**Extracted records**
Start

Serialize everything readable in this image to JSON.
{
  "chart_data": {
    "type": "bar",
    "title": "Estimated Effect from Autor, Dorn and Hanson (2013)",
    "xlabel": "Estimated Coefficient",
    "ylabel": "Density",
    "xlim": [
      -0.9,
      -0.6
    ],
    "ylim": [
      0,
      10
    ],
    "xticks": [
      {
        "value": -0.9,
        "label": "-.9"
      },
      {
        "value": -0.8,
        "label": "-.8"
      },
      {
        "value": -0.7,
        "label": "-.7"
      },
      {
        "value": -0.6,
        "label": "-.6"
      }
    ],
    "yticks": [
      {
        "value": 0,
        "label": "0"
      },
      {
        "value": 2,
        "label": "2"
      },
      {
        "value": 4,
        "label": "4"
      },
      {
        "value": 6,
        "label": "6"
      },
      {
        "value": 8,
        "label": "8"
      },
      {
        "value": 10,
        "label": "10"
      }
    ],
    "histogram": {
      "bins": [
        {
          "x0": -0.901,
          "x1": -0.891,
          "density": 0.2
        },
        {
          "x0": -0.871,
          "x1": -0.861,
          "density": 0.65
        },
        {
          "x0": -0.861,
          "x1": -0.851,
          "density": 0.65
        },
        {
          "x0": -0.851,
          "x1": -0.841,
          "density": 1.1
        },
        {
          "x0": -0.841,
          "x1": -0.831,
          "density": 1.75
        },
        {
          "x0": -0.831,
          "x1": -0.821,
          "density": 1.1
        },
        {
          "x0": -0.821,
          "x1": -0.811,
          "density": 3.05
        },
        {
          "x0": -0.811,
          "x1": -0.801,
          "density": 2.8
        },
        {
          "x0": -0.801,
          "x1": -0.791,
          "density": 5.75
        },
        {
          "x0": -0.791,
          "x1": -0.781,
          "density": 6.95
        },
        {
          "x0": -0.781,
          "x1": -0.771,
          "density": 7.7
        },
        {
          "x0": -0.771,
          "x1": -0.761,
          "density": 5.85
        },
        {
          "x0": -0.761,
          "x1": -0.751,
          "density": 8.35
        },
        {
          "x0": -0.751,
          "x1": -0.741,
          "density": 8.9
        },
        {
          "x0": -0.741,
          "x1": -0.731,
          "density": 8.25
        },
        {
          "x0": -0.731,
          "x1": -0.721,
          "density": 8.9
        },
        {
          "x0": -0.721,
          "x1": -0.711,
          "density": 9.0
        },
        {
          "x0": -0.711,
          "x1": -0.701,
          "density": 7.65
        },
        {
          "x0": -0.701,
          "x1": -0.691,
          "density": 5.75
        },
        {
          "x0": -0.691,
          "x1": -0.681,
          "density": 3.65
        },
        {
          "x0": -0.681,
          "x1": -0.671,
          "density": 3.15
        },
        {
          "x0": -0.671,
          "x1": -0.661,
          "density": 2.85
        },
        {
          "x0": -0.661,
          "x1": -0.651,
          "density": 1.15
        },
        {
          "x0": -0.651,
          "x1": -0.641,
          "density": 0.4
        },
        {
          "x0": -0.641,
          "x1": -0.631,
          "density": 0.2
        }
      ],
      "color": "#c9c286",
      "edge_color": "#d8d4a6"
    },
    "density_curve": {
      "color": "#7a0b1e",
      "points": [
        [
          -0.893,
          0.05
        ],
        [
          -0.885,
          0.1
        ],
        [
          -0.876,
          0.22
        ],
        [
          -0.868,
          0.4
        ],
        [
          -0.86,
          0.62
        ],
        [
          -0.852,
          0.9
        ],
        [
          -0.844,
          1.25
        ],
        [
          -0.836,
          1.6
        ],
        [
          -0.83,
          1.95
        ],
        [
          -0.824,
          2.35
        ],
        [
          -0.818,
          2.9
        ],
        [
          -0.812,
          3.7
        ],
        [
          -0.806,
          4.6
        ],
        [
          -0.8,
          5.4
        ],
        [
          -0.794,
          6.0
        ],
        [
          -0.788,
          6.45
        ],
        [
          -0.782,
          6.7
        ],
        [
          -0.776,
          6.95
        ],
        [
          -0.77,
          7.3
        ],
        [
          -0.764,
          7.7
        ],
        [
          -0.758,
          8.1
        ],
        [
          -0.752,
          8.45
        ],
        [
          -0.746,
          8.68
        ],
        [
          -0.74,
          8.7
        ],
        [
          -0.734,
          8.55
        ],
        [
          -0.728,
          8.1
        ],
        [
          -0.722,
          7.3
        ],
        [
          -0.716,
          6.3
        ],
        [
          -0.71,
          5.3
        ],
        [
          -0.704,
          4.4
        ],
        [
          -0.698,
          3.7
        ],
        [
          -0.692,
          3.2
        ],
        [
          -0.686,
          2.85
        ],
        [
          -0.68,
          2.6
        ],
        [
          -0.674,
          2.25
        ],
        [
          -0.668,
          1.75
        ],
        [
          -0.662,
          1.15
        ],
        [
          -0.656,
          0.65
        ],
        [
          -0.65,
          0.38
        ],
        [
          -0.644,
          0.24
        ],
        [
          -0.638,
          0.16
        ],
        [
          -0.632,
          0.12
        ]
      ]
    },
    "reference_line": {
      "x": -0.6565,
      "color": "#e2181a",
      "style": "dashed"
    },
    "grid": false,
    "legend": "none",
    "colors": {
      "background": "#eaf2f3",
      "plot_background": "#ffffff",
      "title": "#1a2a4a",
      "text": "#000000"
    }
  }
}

End

**TO DO**
Extract the complete listing above, reproducing each line exactly.

**CORRECT OUTPUT**
Serialize everything readable in this image to JSON.
{
  "chart_data": {
    "type": "bar",
    "title": "Estimated Effect from Autor, Dorn and Hanson (2013)",
    "xlabel": "Estimated Coefficient",
    "ylabel": "Density",
    "xlim": [
      -0.9,
      -0.6
    ],
    "ylim": [
      0,
      10
    ],
    "xticks": [
      {
        "value": -0.9,
        "label": "-.9"
      },
      {
        "value": -0.8,
        "label": "-.8"
      },
      {
        "value": -0.7,
        "label": "-.7"
      },
      {
        "value": -0.6,
        "label": "-.6"
      }
    ],
    "yticks": [
      {
        "value": 0,
        "label": "0"
      },
      {
        "value": 2,
        "label": "2"
      },
      {
        "value": 4,
        "label": "4"
      },
      {
        "value": 6,
        "label": "6"
      },
      {
        "value": 8,
        "label": "8"
      },
      {
        "value": 10,
        "label": "10"
      }
    ],
    "histogram": {
      "bins": [
        {
          "x0": -0.901,
          "x1": -0.891,
          "density": 0.2
        },
        {
          "x0": -0.871,
          "x1": -0.861,
          "density": 0.65
        },
        {
          "x0": -0.861,
          "x1": -0.851,
          "density": 0.65
        },
        {
          "x0": -0.851,
          "x1": -0.841,
          "density": 1.1
        },
        {
          "x0": -0.841,
          "x1": -0.831,
          "density": 1.75
        },
        {
          "x0": -0.831,
          "x1": -0.821,
          "density": 1.1
        },
        {
          "x0": -0.821,
          "x1": -0.811,
          "density": 3.05
        },
        {
          "x0": -0.811,
          "x1": -0.801,
          "density": 2.8
        },
        {
          "x0": -0.801,
          "x1": -0.791,
          "density": 5.75
        },
        {
          "x0": -0.791,
          "x1": -0.781,
          "density": 6.95
        },
        {
          "x0": -0.781,
          "x1": -0.771,
          "density": 7.7
        },
        {
          "x0": -0.771,
          "x1": -0.761,
          "density": 5.85
        },
        {
          "x0": -0.761,
          "x1": -0.751,
          "density": 8.35
        },
        {
          "x0": -0.751,
          "x1": -0.741,
          "density": 8.9
        },
        {
          "x0": -0.741,
          "x1": -0.731,
          "density": 8.25
        },
        {
          "x0": -0.731,
          "x1": -0.721,
          "density": 8.9
        },
        {
          "x0": -0.721,
          "x1": -0.711,
          "density": 9.0
        },
        {
          "x0": -0.711,
          "x1": -0.701,
          "density": 7.65
        },
        {
          "x0": -0.701,
          "x1": -0.691,
          "density": 5.75
        },
        {
          "x0": -0.691,
          "x1": -0.681,
          "density": 3.65
        },
        {
          "x0": -0.681,
          "x1": -0.671,
          "density": 3.15
        },
        {
          "x0": -0.671,
          "x1": -0.661,
          "density": 2.85
        },
        {
          "x0": -0.661,
          "x1": -0.651,
          "density": 1.15
        },
        {
          "x0": -0.651,
          "x1": -0.641,
          "density": 0.4
        },
        {
          "x0": -0.641,
          "x1": -0.631,
          "density": 0.2
        }
      ],
      "color": "#c9c286",
      "edge_color": "#d8d4a6"
    },
    "density_curve": {
      "color": "#7a0b1e",
      "points": [
        [
          -0.893,
          0.05
        ],
        [
          -0.885,
          0.1
        ],
        [
          -0.876,
          0.22
        ],
        [
          -0.868,
          0.4
        ],
        [
          -0.86,
          0.62
        ],
        [
          -0.852,
          0.9
        ],
        [
          -0.844,
          1.25
        ],
        [
          -0.836,
          1.6
        ],
        [
          -0.83,
          1.95
        ],
        [
          -0.824,
          2.35
        ],
        [
          -0.818,
          2.9
        ],
        [
          -0.812,
          3.7
        ],
        [
          -0.806,
          4.6
        ],
        [
          -0.8,
          5.4
        ],
        [
          -0.794,
          6.0
        ],
        [
          -0.788,
          6.45
        ],
        [
          -0.782,
          6.7
        ],
        [
          -0.776,
          6.95
        ],
        [
          -0.77,
          7.3
        ],
        [
          -0.764,
          7.7
        ],
        [
          -0.758,
          8.1
        ],
        [
          -0.752,
          8.45
        ],
        [
          -0.746,
          8.68
        ],
        [
          -0.74,
          8.7
        ],
        [
          -0.734,
          8.55
        ],
        [
          -0.728,
          8.1
        ],
        [
          -0.722,
          7.3
        ],
        [
          -0.716,
          6.3
        ],
        [
          -0.71,
          5.3
        ],
        [
          -0.704,
          4.4
        ],
        [
          -0.698,
          3.7
        ],
        [
          -0.692,
          3.2
        ],
        [
          -0.686,
          2.85
        ],
        [
          -0.68,
          2.6
        ],
        [
          -0.674,
          2.25
        ],
        [
          -0.668,
          1.75
        ],
        [
          -0.662,
          1.15
        ],
        [
          -0.656,
          0.65
        ],
        [
          -0.65,
          0.38
        ],
        [
          -0.644,
          0.24
        ],
        [
          -0.638,
          0.16
        ],
        [
          -0.632,
          0.12
        ]
      ]
    },
    "reference_line": {
      "x": -0.6565,
      "color": "#e2181a",
      "style": "dashed"
    },
    "grid": false,
    "legend": "none",
    "colors": {
      "background": "#eaf2f3",
      "plot_background": "#ffffff",
      "title": "#1a2a4a",
      "text": "#000000"
    }
  }
}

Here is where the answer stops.